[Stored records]
Begin
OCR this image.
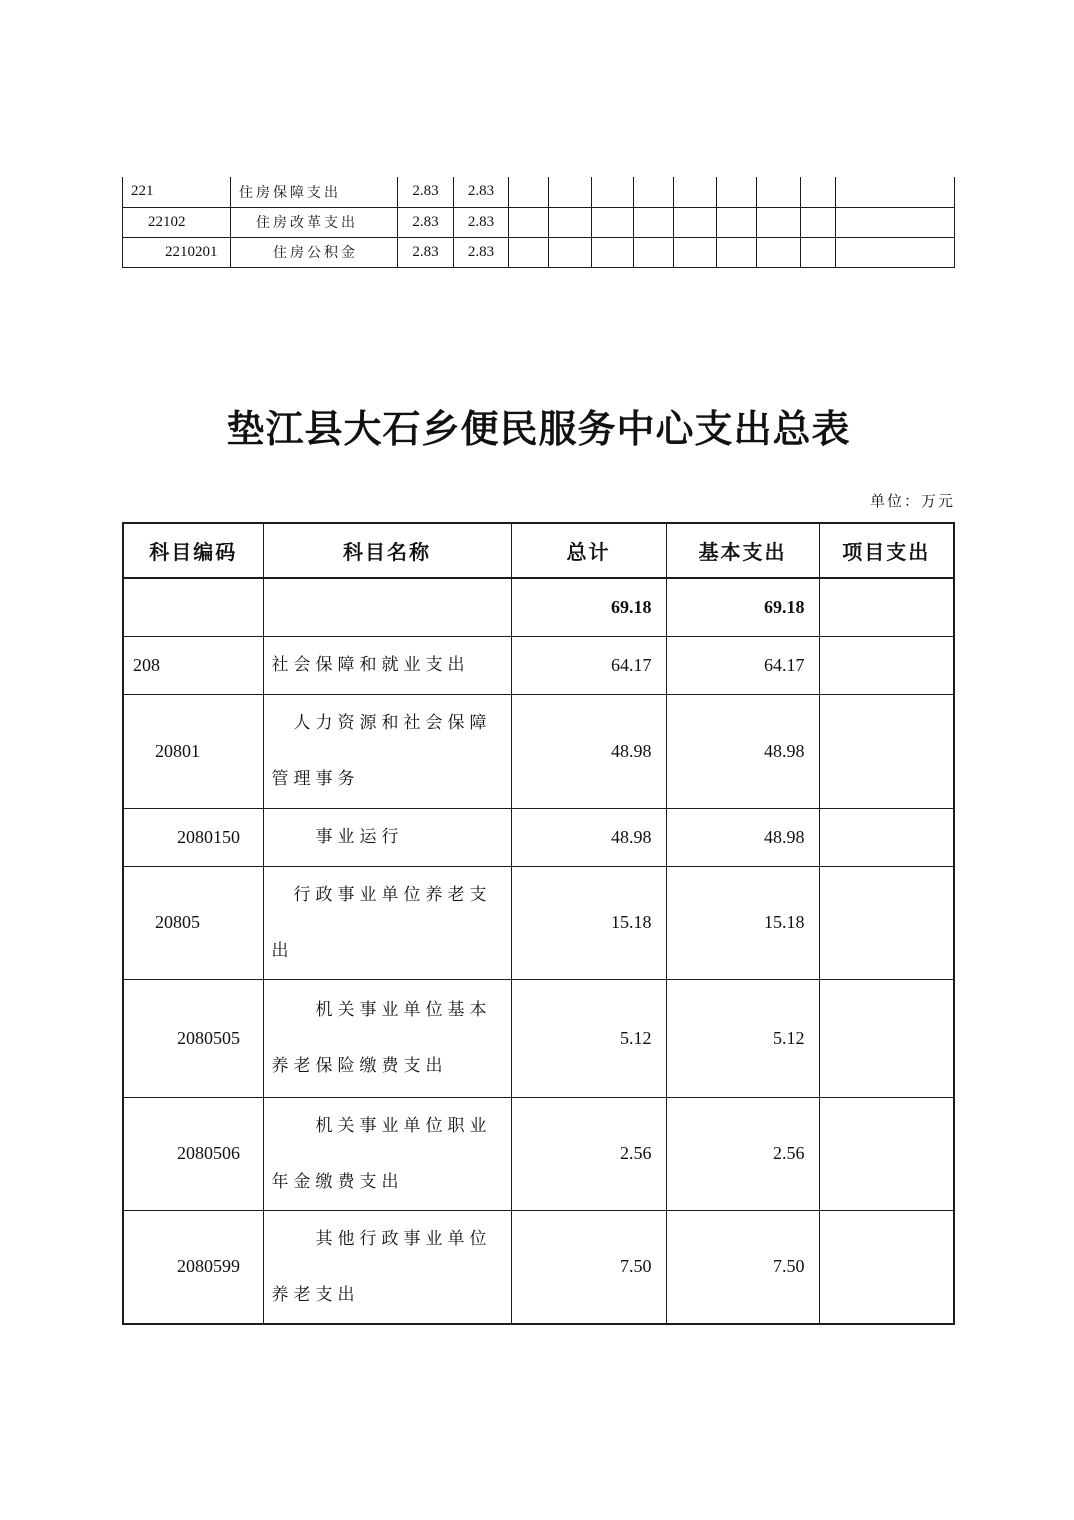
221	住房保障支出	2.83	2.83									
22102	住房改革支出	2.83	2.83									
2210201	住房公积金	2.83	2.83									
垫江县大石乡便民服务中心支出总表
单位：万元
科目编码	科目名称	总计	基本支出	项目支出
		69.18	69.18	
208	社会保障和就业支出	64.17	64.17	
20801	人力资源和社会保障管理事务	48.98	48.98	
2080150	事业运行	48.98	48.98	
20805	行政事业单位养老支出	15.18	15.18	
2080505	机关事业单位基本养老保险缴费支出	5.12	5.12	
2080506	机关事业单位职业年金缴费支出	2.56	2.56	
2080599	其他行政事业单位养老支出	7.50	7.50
End
Begin
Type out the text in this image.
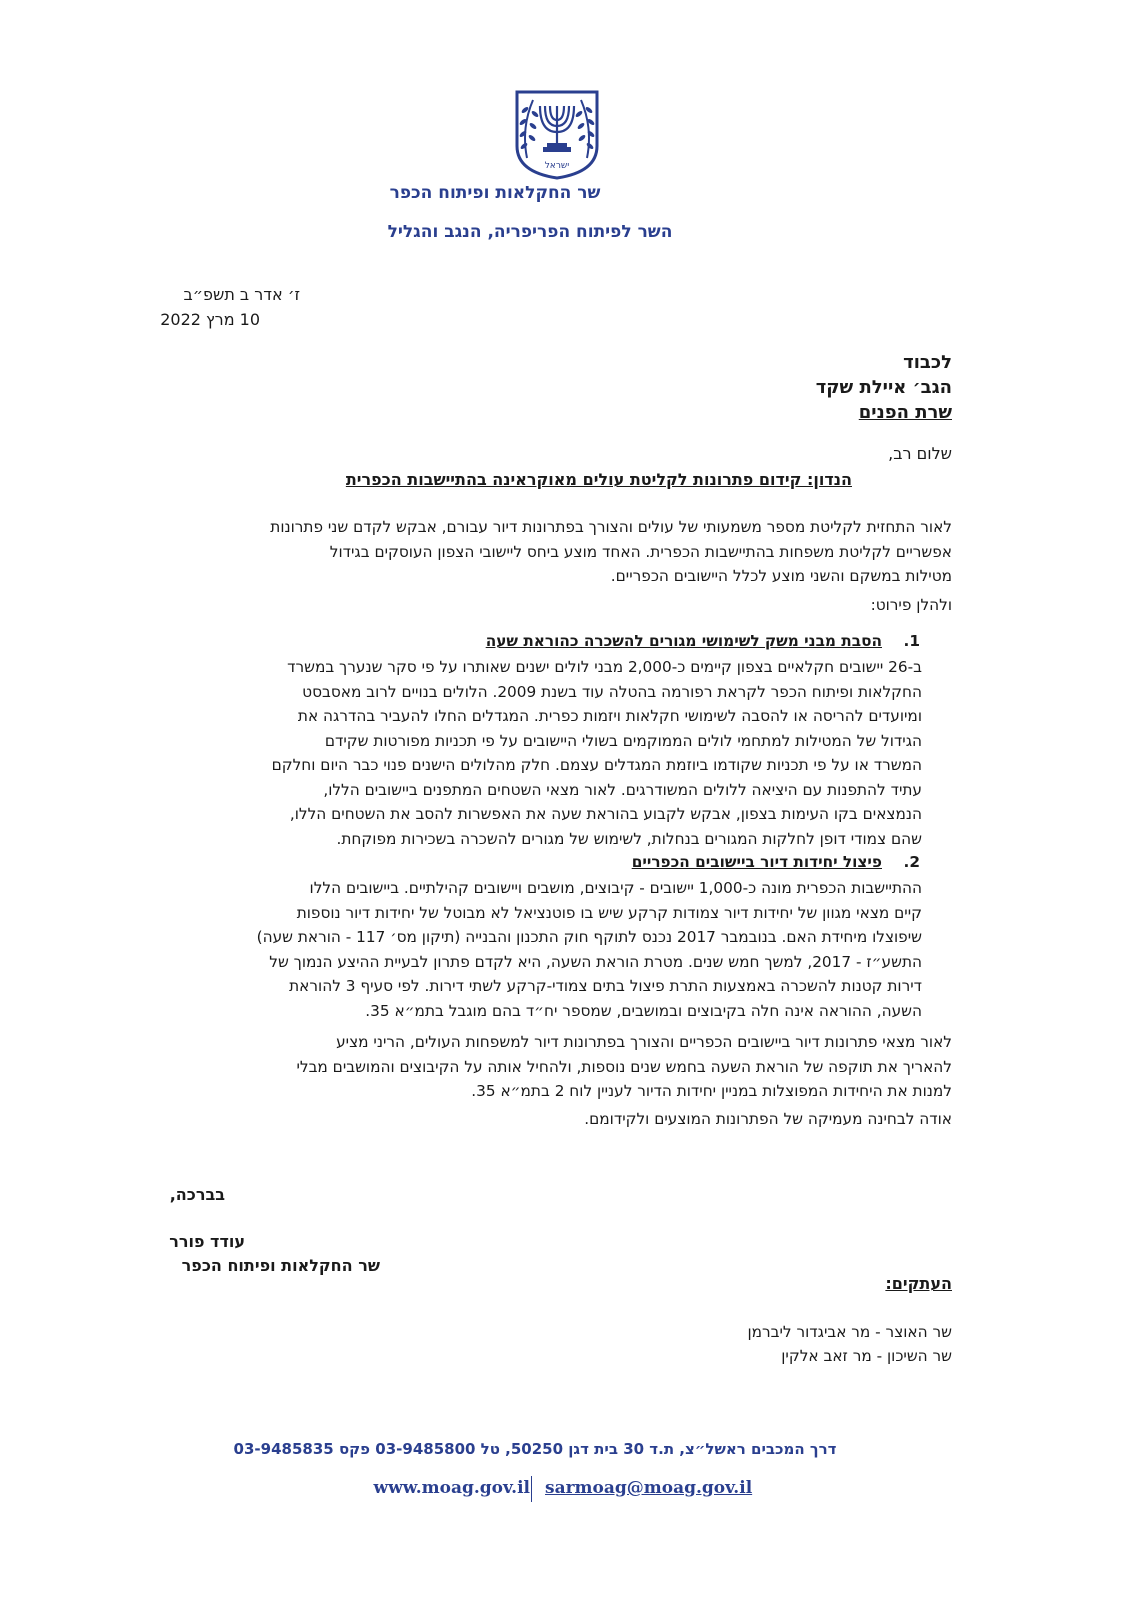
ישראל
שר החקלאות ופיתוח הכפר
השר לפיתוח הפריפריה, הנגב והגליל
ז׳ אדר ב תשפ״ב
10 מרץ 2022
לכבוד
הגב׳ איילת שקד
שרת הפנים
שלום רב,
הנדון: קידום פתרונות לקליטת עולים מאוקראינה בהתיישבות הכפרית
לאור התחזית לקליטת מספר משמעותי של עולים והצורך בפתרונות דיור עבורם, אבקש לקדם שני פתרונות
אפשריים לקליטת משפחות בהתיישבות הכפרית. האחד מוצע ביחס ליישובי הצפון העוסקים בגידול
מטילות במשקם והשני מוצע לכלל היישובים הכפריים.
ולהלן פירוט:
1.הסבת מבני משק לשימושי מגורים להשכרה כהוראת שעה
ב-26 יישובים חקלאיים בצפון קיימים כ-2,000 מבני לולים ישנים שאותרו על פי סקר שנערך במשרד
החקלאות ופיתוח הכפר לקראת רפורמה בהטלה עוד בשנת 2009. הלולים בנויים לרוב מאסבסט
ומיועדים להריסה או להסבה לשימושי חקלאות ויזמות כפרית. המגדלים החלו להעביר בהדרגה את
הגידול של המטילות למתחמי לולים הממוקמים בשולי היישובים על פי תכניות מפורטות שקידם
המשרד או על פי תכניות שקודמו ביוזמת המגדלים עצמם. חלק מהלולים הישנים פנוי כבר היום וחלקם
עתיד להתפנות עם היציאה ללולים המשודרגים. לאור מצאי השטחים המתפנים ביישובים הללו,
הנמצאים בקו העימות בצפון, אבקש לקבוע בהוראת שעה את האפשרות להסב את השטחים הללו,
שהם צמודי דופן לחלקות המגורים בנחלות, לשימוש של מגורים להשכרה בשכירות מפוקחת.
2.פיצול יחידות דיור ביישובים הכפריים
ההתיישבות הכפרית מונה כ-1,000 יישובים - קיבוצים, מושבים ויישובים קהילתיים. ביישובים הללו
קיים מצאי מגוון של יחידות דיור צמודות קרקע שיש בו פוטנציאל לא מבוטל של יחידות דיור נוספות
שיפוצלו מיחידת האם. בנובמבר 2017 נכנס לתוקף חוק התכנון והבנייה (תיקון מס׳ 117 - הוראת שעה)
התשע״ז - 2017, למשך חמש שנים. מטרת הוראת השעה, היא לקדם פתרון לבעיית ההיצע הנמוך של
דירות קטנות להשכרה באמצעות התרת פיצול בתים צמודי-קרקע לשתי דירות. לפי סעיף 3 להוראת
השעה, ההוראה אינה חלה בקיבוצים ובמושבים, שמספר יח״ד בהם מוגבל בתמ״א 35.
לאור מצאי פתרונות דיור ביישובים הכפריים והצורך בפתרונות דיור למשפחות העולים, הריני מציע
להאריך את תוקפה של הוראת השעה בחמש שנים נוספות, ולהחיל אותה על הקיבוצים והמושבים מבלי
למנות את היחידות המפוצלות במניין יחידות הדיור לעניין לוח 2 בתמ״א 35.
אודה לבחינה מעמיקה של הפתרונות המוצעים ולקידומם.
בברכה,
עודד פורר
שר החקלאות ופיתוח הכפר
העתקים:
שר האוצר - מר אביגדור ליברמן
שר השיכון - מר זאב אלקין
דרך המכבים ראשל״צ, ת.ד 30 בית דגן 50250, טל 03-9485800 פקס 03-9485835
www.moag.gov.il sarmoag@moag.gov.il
End
Begin
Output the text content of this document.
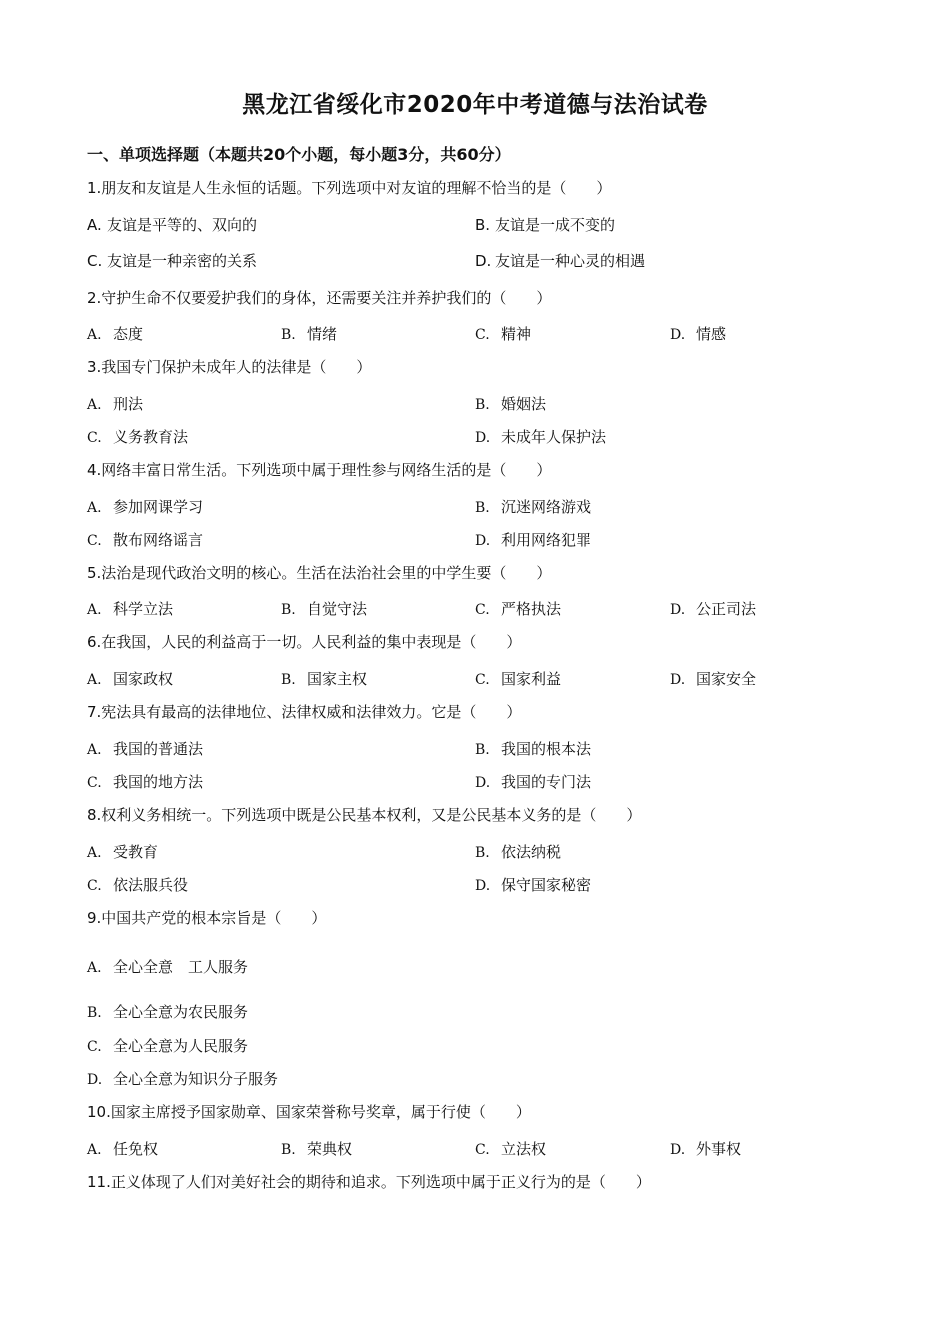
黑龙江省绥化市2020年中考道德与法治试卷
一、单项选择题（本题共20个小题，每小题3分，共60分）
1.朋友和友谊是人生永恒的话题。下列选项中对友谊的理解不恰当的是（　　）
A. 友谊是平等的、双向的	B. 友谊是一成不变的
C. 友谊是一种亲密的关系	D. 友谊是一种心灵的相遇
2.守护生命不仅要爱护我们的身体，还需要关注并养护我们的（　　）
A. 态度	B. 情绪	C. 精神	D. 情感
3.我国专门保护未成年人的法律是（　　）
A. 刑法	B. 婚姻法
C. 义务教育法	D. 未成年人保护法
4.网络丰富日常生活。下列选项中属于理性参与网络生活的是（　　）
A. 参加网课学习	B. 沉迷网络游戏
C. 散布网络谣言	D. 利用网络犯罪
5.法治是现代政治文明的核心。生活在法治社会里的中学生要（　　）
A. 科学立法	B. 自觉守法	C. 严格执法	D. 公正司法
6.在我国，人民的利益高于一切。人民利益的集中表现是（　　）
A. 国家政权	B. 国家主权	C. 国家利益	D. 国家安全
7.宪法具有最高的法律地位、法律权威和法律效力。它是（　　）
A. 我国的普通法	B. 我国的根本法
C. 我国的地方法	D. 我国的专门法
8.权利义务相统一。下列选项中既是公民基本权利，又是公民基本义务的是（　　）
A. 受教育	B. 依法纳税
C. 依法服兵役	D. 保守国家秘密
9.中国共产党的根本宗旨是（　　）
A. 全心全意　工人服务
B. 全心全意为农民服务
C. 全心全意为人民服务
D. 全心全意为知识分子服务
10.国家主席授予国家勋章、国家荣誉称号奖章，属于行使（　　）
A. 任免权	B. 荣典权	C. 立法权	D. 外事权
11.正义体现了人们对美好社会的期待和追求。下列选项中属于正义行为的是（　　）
End
**Challenge**
Go through the records above, find every line with the word "נוספות", and list those lines.

**Output below**
קיים מצאי מגוון של יחידות דיור צמודות קרקע שיש בו פוטנציאל לא מבוטל של יחידות דיור נוספות
להאריך את תוקפה של הוראת השעה בחמש שנים נוספות, ולהחיל אותה על הקיבוצים והמושבים מבלי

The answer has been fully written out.